Request — In the data below, find each line containing the string "الكيميائية" and return it.

Records for the task —
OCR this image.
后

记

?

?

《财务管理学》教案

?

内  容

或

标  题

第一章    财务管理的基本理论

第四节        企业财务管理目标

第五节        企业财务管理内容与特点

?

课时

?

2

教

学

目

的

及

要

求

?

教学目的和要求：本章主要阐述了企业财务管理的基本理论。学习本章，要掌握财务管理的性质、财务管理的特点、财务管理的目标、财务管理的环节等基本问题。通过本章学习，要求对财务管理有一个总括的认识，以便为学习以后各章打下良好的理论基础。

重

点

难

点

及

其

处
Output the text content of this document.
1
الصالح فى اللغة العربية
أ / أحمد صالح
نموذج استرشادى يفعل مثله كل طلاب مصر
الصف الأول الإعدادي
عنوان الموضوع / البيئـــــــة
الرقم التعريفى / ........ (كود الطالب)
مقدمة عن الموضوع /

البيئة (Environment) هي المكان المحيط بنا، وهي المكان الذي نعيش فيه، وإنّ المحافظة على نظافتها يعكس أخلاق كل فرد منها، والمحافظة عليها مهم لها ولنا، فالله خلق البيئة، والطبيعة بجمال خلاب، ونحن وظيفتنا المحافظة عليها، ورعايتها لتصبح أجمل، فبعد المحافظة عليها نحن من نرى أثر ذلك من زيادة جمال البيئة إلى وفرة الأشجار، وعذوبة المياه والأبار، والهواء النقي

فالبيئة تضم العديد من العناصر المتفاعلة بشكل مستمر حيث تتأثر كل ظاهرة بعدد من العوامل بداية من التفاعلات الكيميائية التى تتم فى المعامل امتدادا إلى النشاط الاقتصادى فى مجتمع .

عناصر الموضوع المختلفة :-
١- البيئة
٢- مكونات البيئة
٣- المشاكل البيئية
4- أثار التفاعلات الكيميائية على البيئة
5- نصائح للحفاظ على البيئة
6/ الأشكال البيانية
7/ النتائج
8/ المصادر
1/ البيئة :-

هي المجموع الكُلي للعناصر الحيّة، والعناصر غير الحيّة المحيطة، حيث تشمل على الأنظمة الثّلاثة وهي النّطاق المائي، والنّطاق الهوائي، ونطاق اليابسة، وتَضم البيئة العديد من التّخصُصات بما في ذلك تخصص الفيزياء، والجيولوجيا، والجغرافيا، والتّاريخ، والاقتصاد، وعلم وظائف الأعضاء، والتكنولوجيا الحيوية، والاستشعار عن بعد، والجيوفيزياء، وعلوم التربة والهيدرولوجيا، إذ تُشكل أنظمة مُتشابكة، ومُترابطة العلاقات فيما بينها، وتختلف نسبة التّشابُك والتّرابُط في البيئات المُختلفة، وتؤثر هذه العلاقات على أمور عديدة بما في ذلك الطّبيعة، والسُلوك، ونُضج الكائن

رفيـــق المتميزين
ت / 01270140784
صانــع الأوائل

Solution below —
فالبيئة تضم العديد من العناصر المتفاعلة بشكل مستمر حيث تتأثر كل ظاهرة بعدد من العوامل بداية من التفاعلات الكيميائية التى تتم فى المعامل امتدادا إلى النشاط الاقتصادى فى مجتمع .
4- أثار التفاعلات الكيميائية على البيئة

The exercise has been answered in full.